====== SUPPLIED MATERIAL ======
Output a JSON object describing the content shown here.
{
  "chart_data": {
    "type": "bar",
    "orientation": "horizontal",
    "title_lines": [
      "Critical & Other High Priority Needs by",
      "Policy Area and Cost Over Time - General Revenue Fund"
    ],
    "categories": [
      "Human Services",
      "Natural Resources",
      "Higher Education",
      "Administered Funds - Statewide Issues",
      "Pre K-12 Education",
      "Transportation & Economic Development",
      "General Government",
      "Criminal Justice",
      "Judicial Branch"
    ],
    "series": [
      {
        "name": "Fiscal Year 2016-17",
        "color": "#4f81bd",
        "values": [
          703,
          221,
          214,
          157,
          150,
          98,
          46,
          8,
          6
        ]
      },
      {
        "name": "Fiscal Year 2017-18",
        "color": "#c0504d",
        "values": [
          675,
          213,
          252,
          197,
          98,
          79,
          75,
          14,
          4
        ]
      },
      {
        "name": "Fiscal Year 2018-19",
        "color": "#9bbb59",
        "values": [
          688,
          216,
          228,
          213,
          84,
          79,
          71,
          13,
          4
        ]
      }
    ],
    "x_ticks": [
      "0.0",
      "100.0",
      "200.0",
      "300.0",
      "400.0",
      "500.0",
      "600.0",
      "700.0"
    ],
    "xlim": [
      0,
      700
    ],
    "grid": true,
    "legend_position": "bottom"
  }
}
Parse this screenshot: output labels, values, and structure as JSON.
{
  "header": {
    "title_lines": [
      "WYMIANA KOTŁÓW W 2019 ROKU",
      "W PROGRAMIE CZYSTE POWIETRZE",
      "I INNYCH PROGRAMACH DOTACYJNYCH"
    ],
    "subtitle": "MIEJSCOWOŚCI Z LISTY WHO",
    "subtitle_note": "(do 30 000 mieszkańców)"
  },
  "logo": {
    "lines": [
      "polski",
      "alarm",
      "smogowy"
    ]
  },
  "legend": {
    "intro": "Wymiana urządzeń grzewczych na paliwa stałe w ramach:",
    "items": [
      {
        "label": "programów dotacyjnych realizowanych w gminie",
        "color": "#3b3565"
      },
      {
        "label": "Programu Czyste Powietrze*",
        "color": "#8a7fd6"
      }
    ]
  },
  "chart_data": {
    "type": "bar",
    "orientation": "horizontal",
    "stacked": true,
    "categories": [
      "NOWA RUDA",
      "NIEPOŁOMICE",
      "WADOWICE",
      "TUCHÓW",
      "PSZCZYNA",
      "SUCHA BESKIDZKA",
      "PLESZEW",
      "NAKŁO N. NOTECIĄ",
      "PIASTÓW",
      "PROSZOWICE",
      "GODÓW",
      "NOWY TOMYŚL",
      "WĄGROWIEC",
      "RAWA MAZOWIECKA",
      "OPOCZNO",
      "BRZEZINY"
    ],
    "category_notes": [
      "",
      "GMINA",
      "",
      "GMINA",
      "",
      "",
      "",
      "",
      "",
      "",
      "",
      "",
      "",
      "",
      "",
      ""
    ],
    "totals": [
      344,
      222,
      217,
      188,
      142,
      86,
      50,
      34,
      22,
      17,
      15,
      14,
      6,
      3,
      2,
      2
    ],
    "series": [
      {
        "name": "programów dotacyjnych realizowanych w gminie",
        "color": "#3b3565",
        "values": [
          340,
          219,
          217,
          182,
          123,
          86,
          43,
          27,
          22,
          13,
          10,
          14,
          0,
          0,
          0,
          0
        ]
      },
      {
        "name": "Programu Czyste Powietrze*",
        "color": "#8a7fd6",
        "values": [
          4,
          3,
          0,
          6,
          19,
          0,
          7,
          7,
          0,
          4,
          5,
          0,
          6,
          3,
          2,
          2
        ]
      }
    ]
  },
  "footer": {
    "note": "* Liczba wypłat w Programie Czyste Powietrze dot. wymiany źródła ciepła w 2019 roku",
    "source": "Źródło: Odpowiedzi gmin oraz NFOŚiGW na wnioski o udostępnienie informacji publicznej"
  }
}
======
DIRECTION ▸ Determine the number of lines containing "Fiscal". Write only that number.

CORRECT ANSWER ▸ 3